+++ Extracted entries +++

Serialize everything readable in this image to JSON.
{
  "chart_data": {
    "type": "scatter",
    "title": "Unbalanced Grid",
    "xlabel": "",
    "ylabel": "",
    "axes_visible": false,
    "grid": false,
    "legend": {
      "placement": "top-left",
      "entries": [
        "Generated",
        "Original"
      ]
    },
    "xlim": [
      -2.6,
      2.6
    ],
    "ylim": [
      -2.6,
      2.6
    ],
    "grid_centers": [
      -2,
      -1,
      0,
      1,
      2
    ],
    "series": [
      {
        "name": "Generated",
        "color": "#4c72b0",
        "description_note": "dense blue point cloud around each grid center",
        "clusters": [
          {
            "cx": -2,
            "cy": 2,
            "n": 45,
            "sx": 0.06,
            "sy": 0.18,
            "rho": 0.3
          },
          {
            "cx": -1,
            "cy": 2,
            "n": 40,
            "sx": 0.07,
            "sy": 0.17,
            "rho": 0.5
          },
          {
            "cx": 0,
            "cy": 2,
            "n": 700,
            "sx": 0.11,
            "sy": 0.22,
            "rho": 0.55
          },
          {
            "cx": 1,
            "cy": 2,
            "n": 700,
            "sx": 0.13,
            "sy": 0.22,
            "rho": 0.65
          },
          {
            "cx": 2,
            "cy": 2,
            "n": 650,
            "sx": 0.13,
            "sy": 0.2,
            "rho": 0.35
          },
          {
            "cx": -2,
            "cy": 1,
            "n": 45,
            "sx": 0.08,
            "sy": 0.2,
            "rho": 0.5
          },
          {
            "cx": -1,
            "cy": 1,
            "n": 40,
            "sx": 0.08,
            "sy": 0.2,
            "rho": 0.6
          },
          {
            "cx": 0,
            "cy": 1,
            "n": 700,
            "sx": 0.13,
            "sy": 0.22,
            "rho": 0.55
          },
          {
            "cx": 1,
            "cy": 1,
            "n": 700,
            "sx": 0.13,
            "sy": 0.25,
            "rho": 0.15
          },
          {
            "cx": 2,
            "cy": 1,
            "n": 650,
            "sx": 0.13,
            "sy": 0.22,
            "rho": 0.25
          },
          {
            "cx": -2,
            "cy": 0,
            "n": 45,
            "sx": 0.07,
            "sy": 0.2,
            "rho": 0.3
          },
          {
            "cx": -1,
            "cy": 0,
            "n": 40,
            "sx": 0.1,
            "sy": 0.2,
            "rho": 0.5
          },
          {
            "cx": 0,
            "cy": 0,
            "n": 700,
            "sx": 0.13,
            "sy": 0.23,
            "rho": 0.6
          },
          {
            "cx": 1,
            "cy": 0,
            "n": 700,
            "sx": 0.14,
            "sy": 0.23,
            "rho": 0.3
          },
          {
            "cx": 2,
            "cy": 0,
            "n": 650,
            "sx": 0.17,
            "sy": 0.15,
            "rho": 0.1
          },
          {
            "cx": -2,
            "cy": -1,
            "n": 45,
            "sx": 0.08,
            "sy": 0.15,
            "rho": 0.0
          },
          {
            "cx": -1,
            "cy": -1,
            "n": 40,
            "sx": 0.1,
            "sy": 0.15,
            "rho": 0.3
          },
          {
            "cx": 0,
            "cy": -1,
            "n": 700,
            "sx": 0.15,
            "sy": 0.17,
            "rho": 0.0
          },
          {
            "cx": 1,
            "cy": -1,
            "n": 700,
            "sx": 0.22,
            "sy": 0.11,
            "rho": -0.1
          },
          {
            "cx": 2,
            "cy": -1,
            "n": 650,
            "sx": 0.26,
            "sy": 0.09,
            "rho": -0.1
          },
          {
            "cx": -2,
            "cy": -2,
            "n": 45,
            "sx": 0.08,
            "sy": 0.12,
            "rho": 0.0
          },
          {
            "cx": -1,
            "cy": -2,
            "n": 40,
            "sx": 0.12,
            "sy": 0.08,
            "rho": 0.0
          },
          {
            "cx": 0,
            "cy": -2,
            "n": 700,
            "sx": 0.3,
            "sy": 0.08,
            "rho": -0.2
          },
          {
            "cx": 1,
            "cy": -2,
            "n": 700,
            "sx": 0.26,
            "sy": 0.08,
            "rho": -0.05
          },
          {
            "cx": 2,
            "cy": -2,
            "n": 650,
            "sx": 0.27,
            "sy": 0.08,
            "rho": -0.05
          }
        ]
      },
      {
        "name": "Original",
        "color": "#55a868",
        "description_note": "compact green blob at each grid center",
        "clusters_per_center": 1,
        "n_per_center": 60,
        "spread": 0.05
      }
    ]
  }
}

+++

**Problem statement**
Every line of the listing that holds "each" is to be counted; give only the resulting number.

**Solution to the problem**
2